** Start Records supplied **
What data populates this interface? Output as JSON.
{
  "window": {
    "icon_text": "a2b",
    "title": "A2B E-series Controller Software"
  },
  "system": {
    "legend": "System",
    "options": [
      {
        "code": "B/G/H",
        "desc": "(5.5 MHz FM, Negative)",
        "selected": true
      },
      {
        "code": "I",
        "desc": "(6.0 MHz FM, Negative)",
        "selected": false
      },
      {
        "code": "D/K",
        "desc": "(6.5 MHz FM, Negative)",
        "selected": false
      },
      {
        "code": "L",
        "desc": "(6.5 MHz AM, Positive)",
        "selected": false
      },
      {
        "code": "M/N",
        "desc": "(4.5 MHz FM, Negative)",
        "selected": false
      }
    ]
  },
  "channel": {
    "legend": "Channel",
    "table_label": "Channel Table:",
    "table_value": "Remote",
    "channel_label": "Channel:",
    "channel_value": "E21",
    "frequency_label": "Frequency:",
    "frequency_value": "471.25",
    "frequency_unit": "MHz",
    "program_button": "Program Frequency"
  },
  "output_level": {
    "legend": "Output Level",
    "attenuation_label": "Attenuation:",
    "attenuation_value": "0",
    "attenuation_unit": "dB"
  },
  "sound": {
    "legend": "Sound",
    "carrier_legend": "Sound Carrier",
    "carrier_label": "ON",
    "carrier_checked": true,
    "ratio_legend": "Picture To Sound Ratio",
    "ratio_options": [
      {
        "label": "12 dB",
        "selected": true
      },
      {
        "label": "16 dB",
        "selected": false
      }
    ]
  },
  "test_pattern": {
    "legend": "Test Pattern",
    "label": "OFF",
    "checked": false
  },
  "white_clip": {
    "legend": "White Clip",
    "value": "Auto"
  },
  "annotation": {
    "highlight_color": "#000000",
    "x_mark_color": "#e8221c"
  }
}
** End Records supplied **
▶ [Task]:
Copy out all of the records above with nothing altered.

▶ [Answer to this exercise]:
What data populates this interface? Output as JSON.
{
  "window": {
    "icon_text": "a2b",
    "title": "A2B E-series Controller Software"
  },
  "system": {
    "legend": "System",
    "options": [
      {
        "code": "B/G/H",
        "desc": "(5.5 MHz FM, Negative)",
        "selected": true
      },
      {
        "code": "I",
        "desc": "(6.0 MHz FM, Negative)",
        "selected": false
      },
      {
        "code": "D/K",
        "desc": "(6.5 MHz FM, Negative)",
        "selected": false
      },
      {
        "code": "L",
        "desc": "(6.5 MHz AM, Positive)",
        "selected": false
      },
      {
        "code": "M/N",
        "desc": "(4.5 MHz FM, Negative)",
        "selected": false
      }
    ]
  },
  "channel": {
    "legend": "Channel",
    "table_label": "Channel Table:",
    "table_value": "Remote",
    "channel_label": "Channel:",
    "channel_value": "E21",
    "frequency_label": "Frequency:",
    "frequency_value": "471.25",
    "frequency_unit": "MHz",
    "program_button": "Program Frequency"
  },
  "output_level": {
    "legend": "Output Level",
    "attenuation_label": "Attenuation:",
    "attenuation_value": "0",
    "attenuation_unit": "dB"
  },
  "sound": {
    "legend": "Sound",
    "carrier_legend": "Sound Carrier",
    "carrier_label": "ON",
    "carrier_checked": true,
    "ratio_legend": "Picture To Sound Ratio",
    "ratio_options": [
      {
        "label": "12 dB",
        "selected": true
      },
      {
        "label": "16 dB",
        "selected": false
      }
    ]
  },
  "test_pattern": {
    "legend": "Test Pattern",
    "label": "OFF",
    "checked": false
  },
  "white_clip": {
    "legend": "White Clip",
    "value": "Auto"
  },
  "annotation": {
    "highlight_color": "#000000",
    "x_mark_color": "#e8221c"
  }
}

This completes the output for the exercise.